> **What the task asks**: Retype each record shown below, leaving every character as it is.
++++ Records to use
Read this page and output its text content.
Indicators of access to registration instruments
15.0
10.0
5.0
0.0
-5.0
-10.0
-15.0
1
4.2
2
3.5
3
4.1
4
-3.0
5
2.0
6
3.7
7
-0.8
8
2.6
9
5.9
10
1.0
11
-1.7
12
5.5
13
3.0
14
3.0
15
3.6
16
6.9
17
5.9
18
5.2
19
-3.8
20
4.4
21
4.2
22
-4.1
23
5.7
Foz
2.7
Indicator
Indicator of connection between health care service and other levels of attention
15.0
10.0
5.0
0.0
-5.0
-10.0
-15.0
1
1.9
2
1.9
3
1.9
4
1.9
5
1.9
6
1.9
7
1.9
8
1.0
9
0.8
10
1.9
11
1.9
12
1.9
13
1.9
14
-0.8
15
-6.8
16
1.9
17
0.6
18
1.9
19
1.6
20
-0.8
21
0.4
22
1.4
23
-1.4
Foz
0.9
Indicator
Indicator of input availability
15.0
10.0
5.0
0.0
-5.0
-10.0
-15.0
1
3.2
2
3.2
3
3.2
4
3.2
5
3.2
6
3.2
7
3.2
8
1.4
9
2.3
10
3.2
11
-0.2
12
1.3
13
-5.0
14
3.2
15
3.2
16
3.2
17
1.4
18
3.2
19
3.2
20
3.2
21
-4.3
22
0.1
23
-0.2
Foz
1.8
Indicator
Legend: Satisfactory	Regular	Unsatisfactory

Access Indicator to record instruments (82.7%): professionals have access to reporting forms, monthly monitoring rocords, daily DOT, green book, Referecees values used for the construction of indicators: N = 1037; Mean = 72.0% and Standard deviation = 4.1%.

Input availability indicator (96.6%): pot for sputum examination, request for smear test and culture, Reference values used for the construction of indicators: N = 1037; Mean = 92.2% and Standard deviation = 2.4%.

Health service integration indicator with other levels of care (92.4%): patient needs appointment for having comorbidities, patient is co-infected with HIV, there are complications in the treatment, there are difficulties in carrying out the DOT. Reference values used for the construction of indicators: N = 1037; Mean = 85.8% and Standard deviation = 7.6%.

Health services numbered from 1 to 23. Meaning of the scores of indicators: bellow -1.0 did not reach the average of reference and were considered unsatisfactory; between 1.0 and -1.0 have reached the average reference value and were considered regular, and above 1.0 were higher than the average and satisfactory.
++++++++
> **Solution for this exercise**:
Read this page and output its text content.
Indicators of access to registration instruments
15.0
10.0
5.0
0.0
-5.0
-10.0
-15.0
1
4.2
2
3.5
3
4.1
4
-3.0
5
2.0
6
3.7
7
-0.8
8
2.6
9
5.9
10
1.0
11
-1.7
12
5.5
13
3.0
14
3.0
15
3.6
16
6.9
17
5.9
18
5.2
19
-3.8
20
4.4
21
4.2
22
-4.1
23
5.7
Foz
2.7
Indicator
Indicator of connection between health care service and other levels of attention
15.0
10.0
5.0
0.0
-5.0
-10.0
-15.0
1
1.9
2
1.9
3
1.9
4
1.9
5
1.9
6
1.9
7
1.9
8
1.0
9
0.8
10
1.9
11
1.9
12
1.9
13
1.9
14
-0.8
15
-6.8
16
1.9
17
0.6
18
1.9
19
1.6
20
-0.8
21
0.4
22
1.4
23
-1.4
Foz
0.9
Indicator
Indicator of input availability
15.0
10.0
5.0
0.0
-5.0
-10.0
-15.0
1
3.2
2
3.2
3
3.2
4
3.2
5
3.2
6
3.2
7
3.2
8
1.4
9
2.3
10
3.2
11
-0.2
12
1.3
13
-5.0
14
3.2
15
3.2
16
3.2
17
1.4
18
3.2
19
3.2
20
3.2
21
-4.3
22
0.1
23
-0.2
Foz
1.8
Indicator
Legend: Satisfactory	Regular	Unsatisfactory

Access Indicator to record instruments (82.7%): professionals have access to reporting forms, monthly monitoring rocords, daily DOT, green book, Referecees values used for the construction of indicators: N = 1037; Mean = 72.0% and Standard deviation = 4.1%.

Input availability indicator (96.6%): pot for sputum examination, request for smear test and culture, Reference values used for the construction of indicators: N = 1037; Mean = 92.2% and Standard deviation = 2.4%.

Health service integration indicator with other levels of care (92.4%): patient needs appointment for having comorbidities, patient is co-infected with HIV, there are complications in the treatment, there are difficulties in carrying out the DOT. Reference values used for the construction of indicators: N = 1037; Mean = 85.8% and Standard deviation = 7.6%.

Health services numbered from 1 to 23. Meaning of the scores of indicators: bellow -1.0 did not reach the average of reference and were considered unsatisfactory; between 1.0 and -1.0 have reached the average reference value and were considered regular, and above 1.0 were higher than the average and satisfactory.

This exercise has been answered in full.